--- start of Data supplied ---
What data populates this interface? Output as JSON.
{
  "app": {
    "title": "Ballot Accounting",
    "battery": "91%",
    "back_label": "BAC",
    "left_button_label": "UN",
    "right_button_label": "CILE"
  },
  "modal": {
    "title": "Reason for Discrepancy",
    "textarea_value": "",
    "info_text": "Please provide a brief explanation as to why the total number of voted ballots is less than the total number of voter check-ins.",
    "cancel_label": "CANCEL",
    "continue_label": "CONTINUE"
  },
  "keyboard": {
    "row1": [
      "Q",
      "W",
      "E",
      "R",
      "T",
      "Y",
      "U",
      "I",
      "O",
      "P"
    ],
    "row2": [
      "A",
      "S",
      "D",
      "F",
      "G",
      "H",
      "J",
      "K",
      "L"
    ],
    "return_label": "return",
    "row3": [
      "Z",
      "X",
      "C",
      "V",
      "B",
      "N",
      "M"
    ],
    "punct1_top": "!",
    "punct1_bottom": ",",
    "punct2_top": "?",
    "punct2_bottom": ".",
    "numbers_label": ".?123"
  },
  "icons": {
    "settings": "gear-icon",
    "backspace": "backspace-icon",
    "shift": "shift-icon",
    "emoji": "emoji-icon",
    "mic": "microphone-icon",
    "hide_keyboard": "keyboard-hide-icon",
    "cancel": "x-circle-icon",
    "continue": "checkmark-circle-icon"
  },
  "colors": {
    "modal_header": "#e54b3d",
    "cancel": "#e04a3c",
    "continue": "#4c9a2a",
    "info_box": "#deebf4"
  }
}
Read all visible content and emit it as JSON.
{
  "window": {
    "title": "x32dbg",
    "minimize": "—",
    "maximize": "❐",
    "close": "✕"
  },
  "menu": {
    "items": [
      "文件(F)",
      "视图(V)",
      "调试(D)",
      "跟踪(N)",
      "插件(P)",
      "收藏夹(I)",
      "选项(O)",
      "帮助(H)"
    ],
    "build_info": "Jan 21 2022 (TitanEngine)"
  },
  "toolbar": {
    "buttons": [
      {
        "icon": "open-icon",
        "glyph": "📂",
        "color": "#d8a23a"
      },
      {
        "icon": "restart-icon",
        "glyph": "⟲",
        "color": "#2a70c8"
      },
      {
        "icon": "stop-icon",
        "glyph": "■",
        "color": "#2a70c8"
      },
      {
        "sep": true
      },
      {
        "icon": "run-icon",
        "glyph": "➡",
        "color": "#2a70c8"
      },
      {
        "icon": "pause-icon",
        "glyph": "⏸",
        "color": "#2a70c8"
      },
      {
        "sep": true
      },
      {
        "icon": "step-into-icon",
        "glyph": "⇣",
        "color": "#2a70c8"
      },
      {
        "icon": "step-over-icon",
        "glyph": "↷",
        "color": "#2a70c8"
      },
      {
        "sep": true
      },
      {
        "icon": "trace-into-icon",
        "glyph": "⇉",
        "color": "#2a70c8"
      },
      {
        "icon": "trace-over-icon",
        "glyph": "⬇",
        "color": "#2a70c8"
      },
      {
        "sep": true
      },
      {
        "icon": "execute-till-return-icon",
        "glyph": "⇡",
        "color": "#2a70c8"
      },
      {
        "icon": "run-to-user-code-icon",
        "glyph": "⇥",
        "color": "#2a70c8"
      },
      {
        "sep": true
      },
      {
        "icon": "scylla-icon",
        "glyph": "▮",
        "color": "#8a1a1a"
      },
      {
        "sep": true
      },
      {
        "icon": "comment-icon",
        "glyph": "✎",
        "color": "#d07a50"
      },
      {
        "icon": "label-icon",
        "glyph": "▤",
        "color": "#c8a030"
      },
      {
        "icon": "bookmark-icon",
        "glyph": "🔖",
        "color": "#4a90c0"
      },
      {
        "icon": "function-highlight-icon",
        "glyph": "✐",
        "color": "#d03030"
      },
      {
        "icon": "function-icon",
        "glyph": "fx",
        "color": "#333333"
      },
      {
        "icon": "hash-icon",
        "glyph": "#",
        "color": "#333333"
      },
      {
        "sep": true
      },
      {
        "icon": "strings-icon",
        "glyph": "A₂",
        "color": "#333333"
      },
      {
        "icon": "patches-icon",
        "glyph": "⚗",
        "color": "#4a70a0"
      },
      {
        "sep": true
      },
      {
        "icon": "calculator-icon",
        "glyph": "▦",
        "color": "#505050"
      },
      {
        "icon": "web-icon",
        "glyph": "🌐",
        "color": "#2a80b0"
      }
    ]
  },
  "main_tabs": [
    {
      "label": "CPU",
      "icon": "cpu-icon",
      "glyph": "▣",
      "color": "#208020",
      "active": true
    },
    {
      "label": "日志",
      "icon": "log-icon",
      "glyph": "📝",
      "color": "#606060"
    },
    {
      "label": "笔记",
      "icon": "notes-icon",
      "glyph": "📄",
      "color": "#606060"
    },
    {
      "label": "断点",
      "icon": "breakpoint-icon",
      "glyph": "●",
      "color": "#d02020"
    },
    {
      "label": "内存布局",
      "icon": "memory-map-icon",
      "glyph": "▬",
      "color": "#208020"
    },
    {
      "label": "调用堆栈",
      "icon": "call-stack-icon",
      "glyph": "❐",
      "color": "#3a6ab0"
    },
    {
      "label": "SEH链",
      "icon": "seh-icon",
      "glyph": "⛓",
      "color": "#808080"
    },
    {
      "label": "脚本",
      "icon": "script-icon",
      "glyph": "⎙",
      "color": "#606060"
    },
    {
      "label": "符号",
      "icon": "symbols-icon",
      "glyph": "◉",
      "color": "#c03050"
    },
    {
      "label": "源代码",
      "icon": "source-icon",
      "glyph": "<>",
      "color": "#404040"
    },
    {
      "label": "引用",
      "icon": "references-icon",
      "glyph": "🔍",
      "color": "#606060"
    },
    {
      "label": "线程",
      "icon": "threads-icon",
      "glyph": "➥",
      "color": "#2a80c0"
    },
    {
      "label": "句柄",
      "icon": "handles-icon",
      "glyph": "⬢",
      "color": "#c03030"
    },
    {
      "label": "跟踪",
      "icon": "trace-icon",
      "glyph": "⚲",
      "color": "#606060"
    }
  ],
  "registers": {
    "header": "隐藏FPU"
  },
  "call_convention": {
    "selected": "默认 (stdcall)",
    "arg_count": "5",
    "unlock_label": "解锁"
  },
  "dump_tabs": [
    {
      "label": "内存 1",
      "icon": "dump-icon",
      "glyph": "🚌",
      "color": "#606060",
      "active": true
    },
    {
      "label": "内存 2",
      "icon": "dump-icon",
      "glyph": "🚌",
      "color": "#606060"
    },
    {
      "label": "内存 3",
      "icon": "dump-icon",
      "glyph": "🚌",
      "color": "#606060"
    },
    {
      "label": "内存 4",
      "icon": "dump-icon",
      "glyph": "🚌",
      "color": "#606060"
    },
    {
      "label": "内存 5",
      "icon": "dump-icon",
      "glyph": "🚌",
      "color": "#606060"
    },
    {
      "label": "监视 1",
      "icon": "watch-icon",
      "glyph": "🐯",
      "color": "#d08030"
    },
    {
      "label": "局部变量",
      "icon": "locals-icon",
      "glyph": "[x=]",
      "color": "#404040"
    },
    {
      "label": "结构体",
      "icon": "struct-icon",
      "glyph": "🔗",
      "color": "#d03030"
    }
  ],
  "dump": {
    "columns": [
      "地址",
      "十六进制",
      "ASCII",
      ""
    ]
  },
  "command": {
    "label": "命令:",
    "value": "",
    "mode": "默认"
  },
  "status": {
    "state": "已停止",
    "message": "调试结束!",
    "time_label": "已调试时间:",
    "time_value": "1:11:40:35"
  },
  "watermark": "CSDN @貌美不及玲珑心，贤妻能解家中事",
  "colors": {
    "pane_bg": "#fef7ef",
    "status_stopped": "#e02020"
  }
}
--- end of Data supplied ---
--- start of Data supplied ---
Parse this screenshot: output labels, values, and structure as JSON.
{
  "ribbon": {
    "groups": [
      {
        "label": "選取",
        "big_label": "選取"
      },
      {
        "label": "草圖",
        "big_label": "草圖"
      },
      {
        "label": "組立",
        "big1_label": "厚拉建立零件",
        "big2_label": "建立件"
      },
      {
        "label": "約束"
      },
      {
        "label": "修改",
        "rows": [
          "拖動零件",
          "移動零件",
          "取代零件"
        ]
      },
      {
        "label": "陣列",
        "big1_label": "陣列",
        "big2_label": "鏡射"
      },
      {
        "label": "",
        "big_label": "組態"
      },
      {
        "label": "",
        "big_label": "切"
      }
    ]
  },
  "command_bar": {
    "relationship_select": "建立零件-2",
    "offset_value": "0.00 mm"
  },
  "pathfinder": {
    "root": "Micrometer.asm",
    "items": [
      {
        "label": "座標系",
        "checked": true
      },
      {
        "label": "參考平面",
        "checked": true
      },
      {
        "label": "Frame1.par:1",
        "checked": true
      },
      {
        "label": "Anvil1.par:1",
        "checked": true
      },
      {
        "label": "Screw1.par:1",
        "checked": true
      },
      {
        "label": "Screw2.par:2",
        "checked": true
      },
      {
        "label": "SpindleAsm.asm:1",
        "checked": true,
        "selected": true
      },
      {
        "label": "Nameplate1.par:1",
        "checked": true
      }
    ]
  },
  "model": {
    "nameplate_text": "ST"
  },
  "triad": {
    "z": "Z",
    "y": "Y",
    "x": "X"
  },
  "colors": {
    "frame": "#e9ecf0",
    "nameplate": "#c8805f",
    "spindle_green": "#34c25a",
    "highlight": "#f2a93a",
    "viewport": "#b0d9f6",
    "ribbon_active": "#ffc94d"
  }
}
--- end of Data supplied ---
Task description: Look through the data above. Copy every line with the string "this" in it.

Final answer:
What data populates this interface? Output as JSON.
Parse this screenshot: output labels, values, and structure as JSON.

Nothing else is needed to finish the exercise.